═══ RECORDS FOR THE EXERCISE

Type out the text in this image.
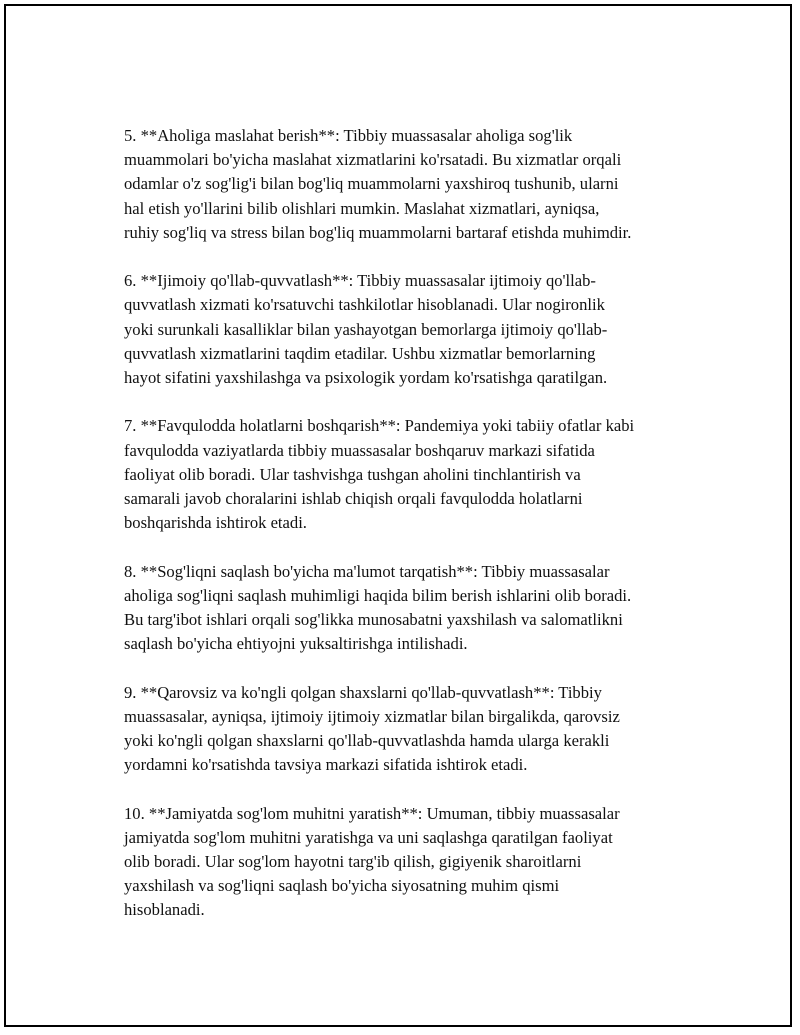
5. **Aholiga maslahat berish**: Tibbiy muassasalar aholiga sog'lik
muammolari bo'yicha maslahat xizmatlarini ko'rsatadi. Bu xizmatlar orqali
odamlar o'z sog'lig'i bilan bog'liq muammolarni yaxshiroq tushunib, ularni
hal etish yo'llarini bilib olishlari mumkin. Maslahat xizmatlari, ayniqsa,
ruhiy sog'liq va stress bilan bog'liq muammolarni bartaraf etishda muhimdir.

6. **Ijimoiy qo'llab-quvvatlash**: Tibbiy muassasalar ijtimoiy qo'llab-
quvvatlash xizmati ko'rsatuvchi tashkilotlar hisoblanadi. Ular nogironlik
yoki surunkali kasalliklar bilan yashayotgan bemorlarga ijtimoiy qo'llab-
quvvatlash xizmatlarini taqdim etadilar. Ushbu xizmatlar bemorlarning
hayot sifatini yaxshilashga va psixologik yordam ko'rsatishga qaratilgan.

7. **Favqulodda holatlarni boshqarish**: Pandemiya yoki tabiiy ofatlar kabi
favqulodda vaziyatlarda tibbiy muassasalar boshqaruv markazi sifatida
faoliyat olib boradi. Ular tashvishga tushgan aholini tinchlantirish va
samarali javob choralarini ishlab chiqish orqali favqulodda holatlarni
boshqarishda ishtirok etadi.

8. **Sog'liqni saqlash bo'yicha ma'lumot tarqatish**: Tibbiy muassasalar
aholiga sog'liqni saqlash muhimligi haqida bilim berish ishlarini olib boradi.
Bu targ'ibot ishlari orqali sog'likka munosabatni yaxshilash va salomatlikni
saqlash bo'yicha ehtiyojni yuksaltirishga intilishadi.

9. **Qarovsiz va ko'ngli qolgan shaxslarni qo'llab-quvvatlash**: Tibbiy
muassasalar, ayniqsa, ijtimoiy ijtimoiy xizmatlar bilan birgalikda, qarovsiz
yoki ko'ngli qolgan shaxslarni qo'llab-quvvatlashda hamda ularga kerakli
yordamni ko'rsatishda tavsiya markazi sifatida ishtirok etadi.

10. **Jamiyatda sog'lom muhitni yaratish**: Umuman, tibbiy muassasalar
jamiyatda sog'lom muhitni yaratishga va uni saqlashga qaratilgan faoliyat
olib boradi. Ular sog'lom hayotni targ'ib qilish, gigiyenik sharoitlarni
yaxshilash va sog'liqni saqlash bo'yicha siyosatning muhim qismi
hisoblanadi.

══════
═══ RECORDS FOR THE EXERCISE

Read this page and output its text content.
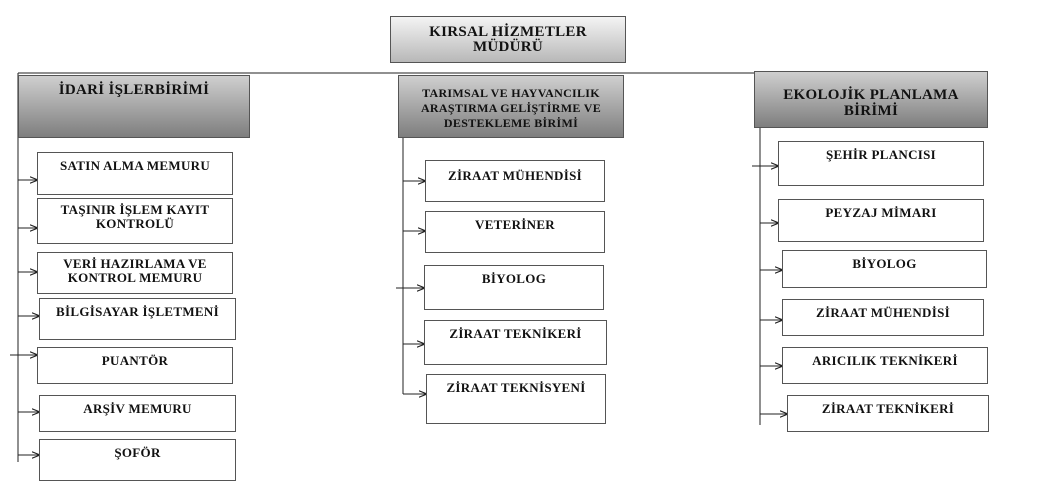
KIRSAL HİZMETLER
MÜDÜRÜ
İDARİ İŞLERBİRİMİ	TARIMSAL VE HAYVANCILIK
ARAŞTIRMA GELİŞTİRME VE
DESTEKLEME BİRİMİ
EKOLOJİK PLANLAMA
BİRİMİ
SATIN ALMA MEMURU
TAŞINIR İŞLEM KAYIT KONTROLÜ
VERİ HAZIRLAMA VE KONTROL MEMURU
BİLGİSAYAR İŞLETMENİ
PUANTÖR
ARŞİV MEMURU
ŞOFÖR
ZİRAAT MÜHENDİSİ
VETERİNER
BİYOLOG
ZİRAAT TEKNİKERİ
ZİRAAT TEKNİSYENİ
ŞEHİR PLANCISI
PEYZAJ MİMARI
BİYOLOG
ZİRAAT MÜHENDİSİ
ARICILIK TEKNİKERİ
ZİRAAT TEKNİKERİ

══════
═══ RECORDS FOR THE EXERCISE

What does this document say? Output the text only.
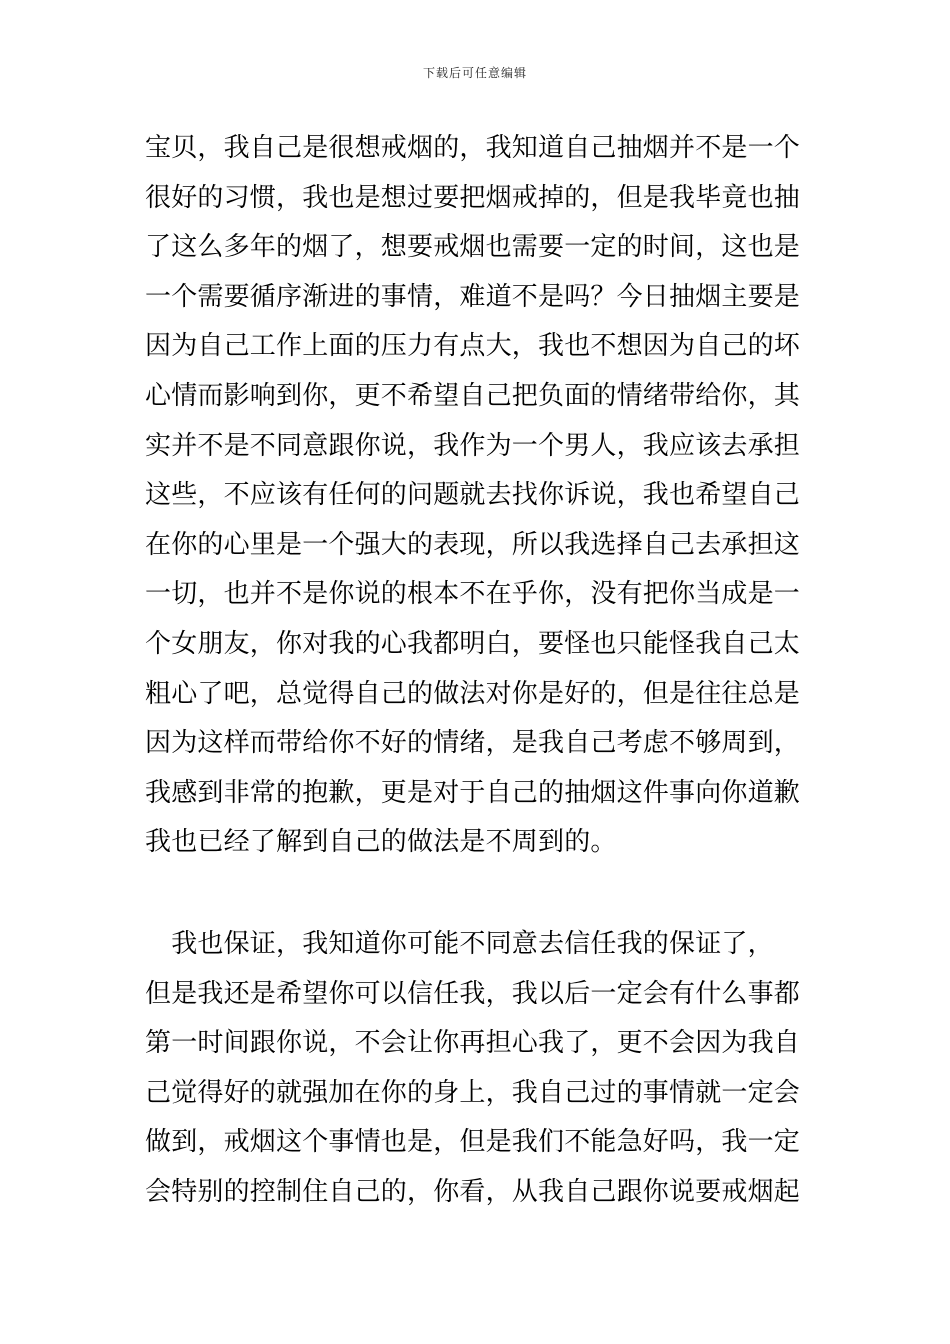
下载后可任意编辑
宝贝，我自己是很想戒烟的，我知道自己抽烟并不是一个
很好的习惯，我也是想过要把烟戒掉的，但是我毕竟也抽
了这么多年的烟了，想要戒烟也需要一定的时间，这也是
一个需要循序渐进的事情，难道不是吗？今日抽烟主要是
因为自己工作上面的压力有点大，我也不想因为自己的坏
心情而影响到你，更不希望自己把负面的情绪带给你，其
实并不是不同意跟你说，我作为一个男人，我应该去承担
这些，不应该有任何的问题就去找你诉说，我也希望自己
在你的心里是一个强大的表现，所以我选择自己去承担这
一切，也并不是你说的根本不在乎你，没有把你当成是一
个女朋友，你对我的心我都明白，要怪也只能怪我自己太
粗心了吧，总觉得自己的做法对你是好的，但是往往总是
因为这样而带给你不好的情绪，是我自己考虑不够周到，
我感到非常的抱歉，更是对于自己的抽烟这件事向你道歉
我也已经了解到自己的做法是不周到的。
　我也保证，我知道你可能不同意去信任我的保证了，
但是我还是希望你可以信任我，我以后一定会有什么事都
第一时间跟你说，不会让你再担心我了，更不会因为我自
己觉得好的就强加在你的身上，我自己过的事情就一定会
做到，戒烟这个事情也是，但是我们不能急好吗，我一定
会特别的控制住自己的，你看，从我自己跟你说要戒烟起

══════

WORK TO BE COMPLETED: Filter the records above for lines containing the word "targ", and copy those lines.

WRITTEN ANSWER:
Bu targ'ibot ishlari orqali sog'likka munosabatni yaxshilash va salomatlikni
olib boradi. Ular sog'lom hayotni targ'ib qilish, gigiyenik sharoitlarni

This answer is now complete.